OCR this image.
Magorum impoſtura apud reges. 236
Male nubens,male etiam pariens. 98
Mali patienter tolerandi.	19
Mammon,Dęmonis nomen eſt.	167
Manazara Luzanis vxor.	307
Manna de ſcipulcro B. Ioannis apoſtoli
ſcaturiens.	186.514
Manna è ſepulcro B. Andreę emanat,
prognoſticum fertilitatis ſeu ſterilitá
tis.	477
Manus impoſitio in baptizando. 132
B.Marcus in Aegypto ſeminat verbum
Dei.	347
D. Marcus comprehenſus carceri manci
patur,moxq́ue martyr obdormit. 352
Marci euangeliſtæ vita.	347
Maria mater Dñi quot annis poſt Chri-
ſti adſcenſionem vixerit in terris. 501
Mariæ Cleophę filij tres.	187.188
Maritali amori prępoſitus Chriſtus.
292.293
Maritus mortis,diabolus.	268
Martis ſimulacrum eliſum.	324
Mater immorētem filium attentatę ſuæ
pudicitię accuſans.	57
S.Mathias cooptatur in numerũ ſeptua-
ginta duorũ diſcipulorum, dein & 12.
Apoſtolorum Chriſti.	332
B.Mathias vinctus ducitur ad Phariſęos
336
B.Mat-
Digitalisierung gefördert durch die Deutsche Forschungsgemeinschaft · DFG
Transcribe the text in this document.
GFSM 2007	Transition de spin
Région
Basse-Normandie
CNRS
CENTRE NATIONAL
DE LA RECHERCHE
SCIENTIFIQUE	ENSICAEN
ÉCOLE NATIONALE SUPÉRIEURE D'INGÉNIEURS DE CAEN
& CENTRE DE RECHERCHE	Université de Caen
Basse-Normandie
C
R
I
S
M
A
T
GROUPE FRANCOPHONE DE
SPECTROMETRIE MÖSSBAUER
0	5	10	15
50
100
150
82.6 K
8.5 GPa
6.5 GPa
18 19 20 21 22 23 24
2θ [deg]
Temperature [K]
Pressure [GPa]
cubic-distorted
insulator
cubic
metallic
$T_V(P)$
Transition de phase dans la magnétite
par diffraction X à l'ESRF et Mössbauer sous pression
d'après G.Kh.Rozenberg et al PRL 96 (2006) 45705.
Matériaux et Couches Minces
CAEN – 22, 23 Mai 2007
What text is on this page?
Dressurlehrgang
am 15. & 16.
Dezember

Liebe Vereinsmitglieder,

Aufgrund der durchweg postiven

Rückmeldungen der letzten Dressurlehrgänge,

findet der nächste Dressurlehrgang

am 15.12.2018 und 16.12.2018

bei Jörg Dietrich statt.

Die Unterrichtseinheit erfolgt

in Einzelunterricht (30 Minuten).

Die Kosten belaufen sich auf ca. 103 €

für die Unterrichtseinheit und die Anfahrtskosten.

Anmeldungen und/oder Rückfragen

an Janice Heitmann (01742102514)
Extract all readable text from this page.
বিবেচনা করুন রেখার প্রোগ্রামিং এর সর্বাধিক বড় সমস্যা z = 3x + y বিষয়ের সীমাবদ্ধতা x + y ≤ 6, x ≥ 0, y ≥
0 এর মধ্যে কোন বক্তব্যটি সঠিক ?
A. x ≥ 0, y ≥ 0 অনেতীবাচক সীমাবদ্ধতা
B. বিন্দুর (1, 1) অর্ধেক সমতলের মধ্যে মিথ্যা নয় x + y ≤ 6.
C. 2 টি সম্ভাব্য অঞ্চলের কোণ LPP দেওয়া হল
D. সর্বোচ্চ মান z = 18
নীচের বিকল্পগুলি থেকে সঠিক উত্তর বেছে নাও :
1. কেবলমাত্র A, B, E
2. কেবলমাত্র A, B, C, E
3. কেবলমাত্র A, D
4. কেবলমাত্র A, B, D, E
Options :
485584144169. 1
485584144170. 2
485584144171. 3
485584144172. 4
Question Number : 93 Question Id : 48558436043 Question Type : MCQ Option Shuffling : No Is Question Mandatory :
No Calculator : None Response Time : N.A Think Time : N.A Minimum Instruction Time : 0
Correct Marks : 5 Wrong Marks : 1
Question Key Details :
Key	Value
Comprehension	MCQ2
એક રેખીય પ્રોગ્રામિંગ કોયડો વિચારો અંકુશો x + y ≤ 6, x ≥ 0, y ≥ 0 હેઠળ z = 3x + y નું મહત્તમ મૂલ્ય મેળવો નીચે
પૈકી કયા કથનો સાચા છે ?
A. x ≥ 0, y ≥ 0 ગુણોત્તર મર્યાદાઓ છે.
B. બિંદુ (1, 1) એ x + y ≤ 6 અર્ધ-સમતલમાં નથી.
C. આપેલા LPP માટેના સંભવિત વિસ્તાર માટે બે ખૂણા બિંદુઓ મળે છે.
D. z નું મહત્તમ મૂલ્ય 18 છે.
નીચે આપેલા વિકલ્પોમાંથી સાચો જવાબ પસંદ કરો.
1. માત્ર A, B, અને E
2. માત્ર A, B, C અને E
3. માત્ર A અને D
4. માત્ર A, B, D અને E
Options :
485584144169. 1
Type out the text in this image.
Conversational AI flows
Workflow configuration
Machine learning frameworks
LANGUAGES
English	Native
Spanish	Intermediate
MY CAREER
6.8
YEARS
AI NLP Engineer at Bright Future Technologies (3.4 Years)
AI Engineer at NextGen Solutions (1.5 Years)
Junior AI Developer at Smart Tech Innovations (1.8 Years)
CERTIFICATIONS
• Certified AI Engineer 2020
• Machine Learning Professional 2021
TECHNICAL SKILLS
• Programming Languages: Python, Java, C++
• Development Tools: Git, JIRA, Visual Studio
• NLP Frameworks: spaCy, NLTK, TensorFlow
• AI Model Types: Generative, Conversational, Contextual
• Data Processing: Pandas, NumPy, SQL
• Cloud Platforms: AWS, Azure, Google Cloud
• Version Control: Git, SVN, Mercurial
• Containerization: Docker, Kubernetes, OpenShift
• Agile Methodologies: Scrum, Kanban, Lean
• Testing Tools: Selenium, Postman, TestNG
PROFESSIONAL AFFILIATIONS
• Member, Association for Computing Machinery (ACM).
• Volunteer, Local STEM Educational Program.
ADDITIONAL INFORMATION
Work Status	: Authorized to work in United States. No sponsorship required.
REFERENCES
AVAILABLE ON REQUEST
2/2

- [Directions] In the material above, find each line that contains the word "page", and select it.

- [The result]
What text is on this page?
Extract all readable text from this page.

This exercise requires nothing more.